Saleh apresenta para o governo Obama um problema muito comum no Afeganistão e no Paquistão. É muito favorável ao apoio americano, mas sua burocracia corrupta e ineficiente é bastante limitada. E sua disposição a fazer frente à Al-Qaeda, que ele não considera seu principal inimigo, é questionável.
O tumulto domina grande parte do país. As forças do governo mataram na segunda-feira dois militantes suspeitos de pertencerem à Al-Qaeda. Há mais uma onda de rebelião no norte e um crescente movimento secessionista no sul. Em importantes províncias onde se encontram os recursos fundamentais do petróleo e onde a Al-Qaeda é forte, na Península Arábica, tropas do governo e a polícia permanecem na maior parte em seus quartéis ou nas cidades. Fora das cidades, a ordem é mantida pelos chefes tribais, cuja lealdade constitui um problema complicado.
"Não se vê ninguém com o uniforme do governo em Abyan", disse Murad Zafir, um analista político iemenita, falando da província do sul. "Em grandes áreas do país não há eletricidade, água corrente e nem mesmo autoridade central".
A ajuda dos EUA era insignificante até o ano passado, e somente quando os serviços secretos americanos mostraram a Saleh que sua família estava se tornando alvo da Al-Qaeda, ele começou a levar a sério a ameaça de golpe, consideram diplomatas.
A eficiência da reação do governo a esta ameaça depende em grande parte da família de Saleh. Ahmed Saleh é o chefe da Guarda Republicana do Iêmen e das forças especiais do país.
Entre os sobrinhos do presidente - filhos de seu falecido irmão - estão Amar, vice-diretor de segurança nacional: Yahye, chefe das forças centrais de segurança e da unidade de contraterrorismo; e Tarek, chefe da Guarda Presidencial. O meio irmão do presidente é comandante da força aérea.

__Dados fornecidos__:
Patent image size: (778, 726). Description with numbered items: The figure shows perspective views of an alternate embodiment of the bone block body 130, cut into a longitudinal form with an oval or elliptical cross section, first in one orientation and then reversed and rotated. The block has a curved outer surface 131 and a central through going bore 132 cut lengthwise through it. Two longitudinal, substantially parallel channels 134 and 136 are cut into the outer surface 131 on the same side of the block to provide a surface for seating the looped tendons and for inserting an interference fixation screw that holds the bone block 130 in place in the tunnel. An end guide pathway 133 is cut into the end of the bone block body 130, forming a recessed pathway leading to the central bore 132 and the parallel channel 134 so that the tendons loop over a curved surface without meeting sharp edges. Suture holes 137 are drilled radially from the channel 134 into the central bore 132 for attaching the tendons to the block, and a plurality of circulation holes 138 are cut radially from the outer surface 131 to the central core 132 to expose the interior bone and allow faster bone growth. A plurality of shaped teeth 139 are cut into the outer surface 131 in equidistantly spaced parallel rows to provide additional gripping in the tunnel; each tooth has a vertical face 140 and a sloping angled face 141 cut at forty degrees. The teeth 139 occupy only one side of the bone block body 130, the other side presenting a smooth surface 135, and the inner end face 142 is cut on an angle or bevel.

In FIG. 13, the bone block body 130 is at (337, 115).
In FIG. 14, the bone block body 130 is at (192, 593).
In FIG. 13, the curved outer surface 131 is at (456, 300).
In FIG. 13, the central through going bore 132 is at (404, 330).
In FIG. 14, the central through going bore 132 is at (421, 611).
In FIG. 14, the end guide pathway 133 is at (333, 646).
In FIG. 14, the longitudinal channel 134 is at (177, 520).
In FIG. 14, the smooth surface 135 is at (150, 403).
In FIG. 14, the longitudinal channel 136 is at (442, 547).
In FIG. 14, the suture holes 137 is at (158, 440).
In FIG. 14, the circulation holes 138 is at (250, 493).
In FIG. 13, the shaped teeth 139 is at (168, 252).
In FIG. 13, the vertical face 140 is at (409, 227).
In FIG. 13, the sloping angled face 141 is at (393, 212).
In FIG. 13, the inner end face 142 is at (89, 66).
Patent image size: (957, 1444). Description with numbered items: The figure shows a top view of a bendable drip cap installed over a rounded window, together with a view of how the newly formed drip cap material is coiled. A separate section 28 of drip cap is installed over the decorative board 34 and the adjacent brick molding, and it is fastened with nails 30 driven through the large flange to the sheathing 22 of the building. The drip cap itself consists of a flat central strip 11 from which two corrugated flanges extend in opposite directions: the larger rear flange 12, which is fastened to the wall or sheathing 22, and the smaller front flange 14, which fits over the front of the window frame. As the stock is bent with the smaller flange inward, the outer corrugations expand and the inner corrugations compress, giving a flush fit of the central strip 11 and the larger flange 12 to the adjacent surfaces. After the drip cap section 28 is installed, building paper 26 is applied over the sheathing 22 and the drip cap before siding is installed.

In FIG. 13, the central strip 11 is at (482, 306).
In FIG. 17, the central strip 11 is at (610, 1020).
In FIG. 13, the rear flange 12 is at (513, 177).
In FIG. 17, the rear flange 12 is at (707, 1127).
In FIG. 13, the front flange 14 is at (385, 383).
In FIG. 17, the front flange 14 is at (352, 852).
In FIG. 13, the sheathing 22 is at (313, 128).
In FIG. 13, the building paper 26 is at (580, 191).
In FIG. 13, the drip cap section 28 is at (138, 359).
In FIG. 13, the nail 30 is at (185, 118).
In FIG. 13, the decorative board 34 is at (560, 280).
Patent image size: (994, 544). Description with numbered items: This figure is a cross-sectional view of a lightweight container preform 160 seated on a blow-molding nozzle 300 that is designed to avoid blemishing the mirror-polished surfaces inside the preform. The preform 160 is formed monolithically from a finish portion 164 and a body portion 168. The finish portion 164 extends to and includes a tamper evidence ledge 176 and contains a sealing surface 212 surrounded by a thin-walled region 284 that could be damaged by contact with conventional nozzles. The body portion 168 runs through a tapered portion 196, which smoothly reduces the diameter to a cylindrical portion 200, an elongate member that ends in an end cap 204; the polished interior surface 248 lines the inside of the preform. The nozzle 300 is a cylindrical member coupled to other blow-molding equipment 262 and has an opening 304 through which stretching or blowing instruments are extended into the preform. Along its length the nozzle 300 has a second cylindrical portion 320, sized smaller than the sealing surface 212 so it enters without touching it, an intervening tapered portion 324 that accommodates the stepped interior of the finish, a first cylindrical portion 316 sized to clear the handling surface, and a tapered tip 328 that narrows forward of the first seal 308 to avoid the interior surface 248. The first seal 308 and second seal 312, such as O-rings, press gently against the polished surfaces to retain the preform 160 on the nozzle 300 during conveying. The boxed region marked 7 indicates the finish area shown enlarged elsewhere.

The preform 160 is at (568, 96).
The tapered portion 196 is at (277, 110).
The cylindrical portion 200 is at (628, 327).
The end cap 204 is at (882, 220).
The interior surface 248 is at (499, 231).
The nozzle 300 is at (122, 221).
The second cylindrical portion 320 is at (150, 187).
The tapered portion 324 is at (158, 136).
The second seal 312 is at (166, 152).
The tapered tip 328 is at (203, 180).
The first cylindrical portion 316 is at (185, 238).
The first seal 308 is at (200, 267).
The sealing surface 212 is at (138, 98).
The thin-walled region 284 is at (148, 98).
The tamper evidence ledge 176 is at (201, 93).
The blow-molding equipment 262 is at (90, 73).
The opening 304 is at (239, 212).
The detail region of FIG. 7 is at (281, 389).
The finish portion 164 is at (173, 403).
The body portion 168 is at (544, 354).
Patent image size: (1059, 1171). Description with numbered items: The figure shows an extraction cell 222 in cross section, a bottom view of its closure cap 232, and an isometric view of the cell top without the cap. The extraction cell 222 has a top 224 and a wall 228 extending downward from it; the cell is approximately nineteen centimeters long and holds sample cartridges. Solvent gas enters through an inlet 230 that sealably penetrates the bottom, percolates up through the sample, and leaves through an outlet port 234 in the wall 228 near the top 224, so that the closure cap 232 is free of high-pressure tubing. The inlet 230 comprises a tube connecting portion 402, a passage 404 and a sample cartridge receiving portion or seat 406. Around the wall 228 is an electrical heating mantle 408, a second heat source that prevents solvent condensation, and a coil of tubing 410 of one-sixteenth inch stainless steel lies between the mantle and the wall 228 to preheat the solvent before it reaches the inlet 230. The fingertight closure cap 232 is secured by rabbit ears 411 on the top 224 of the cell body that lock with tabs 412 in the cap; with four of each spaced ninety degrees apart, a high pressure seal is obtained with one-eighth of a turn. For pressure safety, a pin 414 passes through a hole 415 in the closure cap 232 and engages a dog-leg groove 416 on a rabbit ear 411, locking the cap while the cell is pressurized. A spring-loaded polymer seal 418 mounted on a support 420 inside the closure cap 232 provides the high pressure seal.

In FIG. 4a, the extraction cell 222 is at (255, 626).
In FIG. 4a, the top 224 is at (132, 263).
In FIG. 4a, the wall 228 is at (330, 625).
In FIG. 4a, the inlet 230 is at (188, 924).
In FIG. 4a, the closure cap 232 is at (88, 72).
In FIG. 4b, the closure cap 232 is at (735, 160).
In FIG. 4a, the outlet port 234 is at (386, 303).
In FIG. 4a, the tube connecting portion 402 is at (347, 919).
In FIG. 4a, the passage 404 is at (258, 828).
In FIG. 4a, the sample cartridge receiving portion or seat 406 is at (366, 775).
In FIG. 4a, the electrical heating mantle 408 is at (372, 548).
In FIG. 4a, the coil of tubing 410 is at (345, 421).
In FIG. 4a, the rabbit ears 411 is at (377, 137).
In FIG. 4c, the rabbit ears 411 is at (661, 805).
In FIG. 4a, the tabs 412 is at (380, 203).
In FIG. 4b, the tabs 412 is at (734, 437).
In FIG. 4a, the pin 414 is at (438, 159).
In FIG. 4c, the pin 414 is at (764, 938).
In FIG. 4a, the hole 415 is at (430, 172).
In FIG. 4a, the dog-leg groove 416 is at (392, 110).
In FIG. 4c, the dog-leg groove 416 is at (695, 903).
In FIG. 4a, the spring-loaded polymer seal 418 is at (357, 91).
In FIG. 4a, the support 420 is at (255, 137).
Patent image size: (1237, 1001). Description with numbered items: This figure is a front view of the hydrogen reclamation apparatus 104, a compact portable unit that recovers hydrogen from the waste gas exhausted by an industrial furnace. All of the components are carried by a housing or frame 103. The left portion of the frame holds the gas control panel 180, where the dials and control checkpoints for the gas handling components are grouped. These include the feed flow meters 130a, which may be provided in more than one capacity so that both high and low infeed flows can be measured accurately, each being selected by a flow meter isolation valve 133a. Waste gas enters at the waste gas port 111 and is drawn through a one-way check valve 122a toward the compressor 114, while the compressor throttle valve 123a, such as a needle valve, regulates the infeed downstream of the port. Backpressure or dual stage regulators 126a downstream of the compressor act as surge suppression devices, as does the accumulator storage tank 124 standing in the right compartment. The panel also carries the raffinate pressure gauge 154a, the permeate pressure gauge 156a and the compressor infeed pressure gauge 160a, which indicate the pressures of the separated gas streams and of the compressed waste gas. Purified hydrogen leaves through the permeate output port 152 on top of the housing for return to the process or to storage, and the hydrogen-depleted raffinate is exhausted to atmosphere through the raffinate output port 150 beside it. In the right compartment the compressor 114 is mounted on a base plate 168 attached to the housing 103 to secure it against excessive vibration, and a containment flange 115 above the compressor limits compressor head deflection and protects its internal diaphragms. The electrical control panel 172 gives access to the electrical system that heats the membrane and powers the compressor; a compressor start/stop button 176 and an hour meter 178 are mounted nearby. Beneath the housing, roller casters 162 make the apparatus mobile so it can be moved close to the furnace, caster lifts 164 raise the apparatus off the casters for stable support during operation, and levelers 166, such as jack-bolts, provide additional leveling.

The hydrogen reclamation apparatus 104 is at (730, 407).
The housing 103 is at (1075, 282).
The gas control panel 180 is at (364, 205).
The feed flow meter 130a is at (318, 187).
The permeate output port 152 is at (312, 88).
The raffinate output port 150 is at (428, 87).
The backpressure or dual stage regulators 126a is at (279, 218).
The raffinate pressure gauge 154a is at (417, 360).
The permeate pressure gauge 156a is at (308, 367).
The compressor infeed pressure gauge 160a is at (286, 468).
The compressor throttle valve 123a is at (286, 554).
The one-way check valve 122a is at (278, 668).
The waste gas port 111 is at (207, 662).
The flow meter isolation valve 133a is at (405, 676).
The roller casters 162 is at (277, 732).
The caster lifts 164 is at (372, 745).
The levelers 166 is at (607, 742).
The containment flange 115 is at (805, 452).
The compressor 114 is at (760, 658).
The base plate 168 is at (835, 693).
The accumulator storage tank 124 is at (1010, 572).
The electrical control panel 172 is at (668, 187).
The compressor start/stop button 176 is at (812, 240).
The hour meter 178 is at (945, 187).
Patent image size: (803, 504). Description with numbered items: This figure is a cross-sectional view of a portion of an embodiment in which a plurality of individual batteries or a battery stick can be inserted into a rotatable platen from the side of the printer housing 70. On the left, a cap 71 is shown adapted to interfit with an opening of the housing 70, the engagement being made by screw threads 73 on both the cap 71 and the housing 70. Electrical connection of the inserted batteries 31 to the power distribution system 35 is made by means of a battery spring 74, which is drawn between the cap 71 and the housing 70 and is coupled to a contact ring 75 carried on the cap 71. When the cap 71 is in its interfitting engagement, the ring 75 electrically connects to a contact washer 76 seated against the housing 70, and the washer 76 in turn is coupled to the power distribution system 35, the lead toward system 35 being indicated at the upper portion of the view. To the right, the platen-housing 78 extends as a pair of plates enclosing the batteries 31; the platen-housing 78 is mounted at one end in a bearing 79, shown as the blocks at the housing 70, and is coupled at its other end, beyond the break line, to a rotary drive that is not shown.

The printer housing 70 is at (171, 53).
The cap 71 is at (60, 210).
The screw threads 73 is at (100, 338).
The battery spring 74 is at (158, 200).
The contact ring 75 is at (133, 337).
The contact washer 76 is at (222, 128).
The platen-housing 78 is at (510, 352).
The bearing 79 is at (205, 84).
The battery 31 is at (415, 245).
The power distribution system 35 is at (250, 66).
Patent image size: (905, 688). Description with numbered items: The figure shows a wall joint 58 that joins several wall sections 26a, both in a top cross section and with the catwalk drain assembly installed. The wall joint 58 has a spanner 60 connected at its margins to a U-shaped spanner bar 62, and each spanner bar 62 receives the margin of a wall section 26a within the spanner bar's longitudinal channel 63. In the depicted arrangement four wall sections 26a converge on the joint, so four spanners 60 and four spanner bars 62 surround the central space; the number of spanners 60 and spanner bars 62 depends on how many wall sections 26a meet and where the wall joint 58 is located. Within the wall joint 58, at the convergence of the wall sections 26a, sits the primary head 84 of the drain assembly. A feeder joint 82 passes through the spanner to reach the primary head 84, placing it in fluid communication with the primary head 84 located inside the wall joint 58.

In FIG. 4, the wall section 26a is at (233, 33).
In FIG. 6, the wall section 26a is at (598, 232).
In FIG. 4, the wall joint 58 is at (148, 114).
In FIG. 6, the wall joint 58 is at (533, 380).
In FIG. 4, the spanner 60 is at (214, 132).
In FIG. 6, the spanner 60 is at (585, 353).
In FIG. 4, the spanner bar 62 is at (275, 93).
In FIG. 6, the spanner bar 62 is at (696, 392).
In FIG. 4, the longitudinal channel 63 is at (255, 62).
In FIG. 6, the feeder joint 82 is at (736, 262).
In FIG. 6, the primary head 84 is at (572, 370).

__Exercícios__:
**a)** Reescreva a parte do texto sobre o Iêmen que começa nas palavras "O tumulto domina" e termina em "um problema complicado.", trocando "chefes tribais" por "líderes tribais".
**b)** Prossiga com o texto sobre o Iêmen a partir do ponto em que ele para.
As entradas não são necessárias para resolver nada aqui.

__Respostas__:
**a)**
O tumulto domina grande parte do país. As forças do governo mataram na segunda-feira dois militantes suspeitos de pertencerem à Al-Qaeda. Há mais uma onda de rebelião no norte e um crescente movimento secessionista no sul. Em importantes províncias onde se encontram os recursos fundamentais do petróleo e onde a Al-Qaeda é forte, na Península Arábica, tropas do governo e a polícia permanecem na maior parte em seus quartéis ou nas cidades. Fora das cidades, a ordem é mantida pelos líderes tribais, cuja lealdade constitui um problema complicado.

**b)**
O fato de o Iêmen ser uma espécie de empresa familiar, que também enriqueceu, faz parte do problema, disse Zafir; a mesquita do presidente, a Mesquita Al-Saleh, foi concluída há quase dois anos e teria custado pelo menos US$ 120 milhões. "O presidente Saleh quer que seu filho seja o seu sucessor", ele disse. Para tanto, Saleh procurou consolidar o poder nas mãos da sua família, mas sua influência sobre os chefes tribais diminuiu, acrescenta.
Najeeb Saeed Ghanem, ex-ministro da Saúde, é membro do Parlamento pelo maior partido da oposição, o Islah, um partido islâmico com estreitos vínculos com os grupos tribais. "O que nos assusta é a dimensão da deterioração do regime e do seu controle sobre o país", afirmou.
Com a queda das receitas petrolíferas, Saleh foi obrigado a recorrer a aliados externos em busca de financiamento para a guerra no norte. No ano passado, a Arábia Saudita emprestou US$ 2 bilhões para cobrir o déficit orçamentário - quantia diante da qual parecem insignificantes os US$ 150 milhões em assistência à segurança que os EUA pedirão ao Congresso no exercício fiscal de 2010.
"Os sauditas compreendem", disse Ahmed M. al-Kibisi, um cientista político da Universidade de Sanaa, "que eles são o prêmio ambicionado para a Al-Qaeda, e o Iêmen é a plataforma".
Mas há empecilhos ao objetivo de Saleh de transferir o poder ao filho, quando não desafios diretos a ele próprio. Um dos seus principais aliados, quando ainda coronel em 1977, tomou o poder no norte, foi Ali Mohsen. Agora, ele é o comandante militar encarregado de esmagar a rebelião dos Houthi no norte. Os houthis são xiitas, e Mohsen é tido como religioso conservador sunita.
Saleh e Mohsen não são parentes e não são considerados rivais para a presidência. Mas Mohsen indicou que não é favorável à sucessão direta de Ahmed Saleh ao cargo máximo do país, disseram diplomatas e analistas. Mohsen acredita, segundo eles, que o jovem Saleh não possui a força e o carisma de seu pai e não conseguirá manter o país unido.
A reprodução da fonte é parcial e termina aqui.